# START OF Text

Unable to detect if a watch is active #559

maxweisel · 2020-11-24T18:52:32Z

This is the same bug that occurred in the Go client library here: kubernetes/kubernetes#65012

Essentially if you create a watch stream and the connection is severed, the stream is unaware and believes it is open. It will stay open forever and just stop reporting events instead of trying to reconnect. This occurs anytime our k8s control plane is updated. Ideally it would detect the broken connection and reconnect to another replica or at least mark the connection closed.

It seems the solution is to occasionally http2 ping the connection to ensure that it's still open, and close if the ping is not received.

I've dug into the library a little and it seems watch.js uses request which is now deprecated. The watch class does allow specifying my own request implementation in the constructor, which I imagine I could use to add the ping feature, but I imagine this is a bug that will impact everyone who uses the watch event, so I figured I'd file an issue.

Happy to contribute a patch that includes this functionality, I'd love some guidance on what the preferred direction should be. Is there a suitable replacement for request that I could implement while I'm working on this patch?

# END OF Text
# START OF Dataset records

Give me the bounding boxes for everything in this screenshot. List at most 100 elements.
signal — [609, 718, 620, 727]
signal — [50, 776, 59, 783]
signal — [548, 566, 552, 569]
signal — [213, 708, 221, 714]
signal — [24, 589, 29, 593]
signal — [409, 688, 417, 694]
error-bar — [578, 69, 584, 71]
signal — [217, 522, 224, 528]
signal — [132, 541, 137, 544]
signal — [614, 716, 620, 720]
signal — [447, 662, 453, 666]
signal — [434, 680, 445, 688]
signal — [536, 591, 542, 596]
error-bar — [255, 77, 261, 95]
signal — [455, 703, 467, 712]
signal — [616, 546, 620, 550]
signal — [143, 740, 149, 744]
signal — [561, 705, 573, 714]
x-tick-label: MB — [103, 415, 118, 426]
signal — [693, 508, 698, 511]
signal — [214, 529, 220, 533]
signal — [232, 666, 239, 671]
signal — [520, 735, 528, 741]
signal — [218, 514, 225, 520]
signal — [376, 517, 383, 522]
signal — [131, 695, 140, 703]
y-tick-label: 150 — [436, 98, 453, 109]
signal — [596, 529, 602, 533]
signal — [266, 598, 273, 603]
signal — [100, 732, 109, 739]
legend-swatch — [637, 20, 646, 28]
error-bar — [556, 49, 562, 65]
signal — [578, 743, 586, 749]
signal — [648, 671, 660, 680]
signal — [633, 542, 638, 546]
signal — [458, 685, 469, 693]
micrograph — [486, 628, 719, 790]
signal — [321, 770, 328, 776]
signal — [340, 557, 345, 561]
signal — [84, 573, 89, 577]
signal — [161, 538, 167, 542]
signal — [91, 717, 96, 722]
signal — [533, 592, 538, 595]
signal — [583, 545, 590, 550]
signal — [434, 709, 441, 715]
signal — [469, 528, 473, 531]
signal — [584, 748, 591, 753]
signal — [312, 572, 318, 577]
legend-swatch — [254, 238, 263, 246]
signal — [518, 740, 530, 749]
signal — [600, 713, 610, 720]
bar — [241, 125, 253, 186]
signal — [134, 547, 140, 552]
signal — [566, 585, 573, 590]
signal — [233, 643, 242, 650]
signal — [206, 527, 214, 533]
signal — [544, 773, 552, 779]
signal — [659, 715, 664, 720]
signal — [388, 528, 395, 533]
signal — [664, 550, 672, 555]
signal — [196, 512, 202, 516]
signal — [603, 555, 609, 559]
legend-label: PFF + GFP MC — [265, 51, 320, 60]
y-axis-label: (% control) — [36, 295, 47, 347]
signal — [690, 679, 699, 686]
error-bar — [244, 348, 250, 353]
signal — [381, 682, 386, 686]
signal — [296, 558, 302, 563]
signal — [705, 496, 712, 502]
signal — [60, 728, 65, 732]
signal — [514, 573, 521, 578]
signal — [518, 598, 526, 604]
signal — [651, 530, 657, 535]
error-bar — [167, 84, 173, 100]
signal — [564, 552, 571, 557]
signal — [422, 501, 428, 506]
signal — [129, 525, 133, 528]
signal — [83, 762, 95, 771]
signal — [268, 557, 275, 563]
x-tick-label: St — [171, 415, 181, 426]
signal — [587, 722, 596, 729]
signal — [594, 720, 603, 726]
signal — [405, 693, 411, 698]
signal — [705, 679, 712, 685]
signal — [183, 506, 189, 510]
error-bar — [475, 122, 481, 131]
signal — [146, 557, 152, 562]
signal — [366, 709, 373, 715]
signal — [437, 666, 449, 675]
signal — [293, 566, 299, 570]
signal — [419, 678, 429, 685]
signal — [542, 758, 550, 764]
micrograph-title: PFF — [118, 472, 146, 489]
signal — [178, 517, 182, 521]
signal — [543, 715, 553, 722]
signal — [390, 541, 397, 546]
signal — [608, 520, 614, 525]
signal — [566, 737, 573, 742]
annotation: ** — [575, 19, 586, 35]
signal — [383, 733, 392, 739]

# END OF Dataset records

-- Jobs --
a: Echo the entire watch issue verbatim.
b: Duplicate the stretch of rows from the very first row through the row containing "signal — [376, 517, 383, 522]", character for character.
The rows have no connection to the watch issue.

-- Response list --
a:
Unable to detect if a watch is active #559

maxweisel · 2020-11-24T18:52:32Z

This is the same bug that occurred in the Go client library here: kubernetes/kubernetes#65012

Essentially if you create a watch stream and the connection is severed, the stream is unaware and believes it is open. It will stay open forever and just stop reporting events instead of trying to reconnect. This occurs anytime our k8s control plane is updated. Ideally it would detect the broken connection and reconnect to another replica or at least mark the connection closed.

It seems the solution is to occasionally http2 ping the connection to ensure that it's still open, and close if the ping is not received.

I've dug into the library a little and it seems watch.js uses request which is now deprecated. The watch class does allow specifying my own request implementation in the constructor, which I imagine I could use to add the ping feature, but I imagine this is a bug that will impact everyone who uses the watch event, so I figured I'd file an issue.

Happy to contribute a patch that includes this functionality, I'd love some guidance on what the preferred direction should be. Is there a suitable replacement for request that I could implement while I'm working on this patch?

b:
Give me the bounding boxes for everything in this screenshot. List at most 100 elements.
signal — [609, 718, 620, 727]
signal — [50, 776, 59, 783]
signal — [548, 566, 552, 569]
signal — [213, 708, 221, 714]
signal — [24, 589, 29, 593]
signal — [409, 688, 417, 694]
error-bar — [578, 69, 584, 71]
signal — [217, 522, 224, 528]
signal — [132, 541, 137, 544]
signal — [614, 716, 620, 720]
signal — [447, 662, 453, 666]
signal — [434, 680, 445, 688]
signal — [536, 591, 542, 596]
error-bar — [255, 77, 261, 95]
signal — [455, 703, 467, 712]
signal — [616, 546, 620, 550]
signal — [143, 740, 149, 744]
signal — [561, 705, 573, 714]
x-tick-label: MB — [103, 415, 118, 426]
signal — [693, 508, 698, 511]
signal — [214, 529, 220, 533]
signal — [232, 666, 239, 671]
signal — [520, 735, 528, 741]
signal — [218, 514, 225, 520]
signal — [376, 517, 383, 522]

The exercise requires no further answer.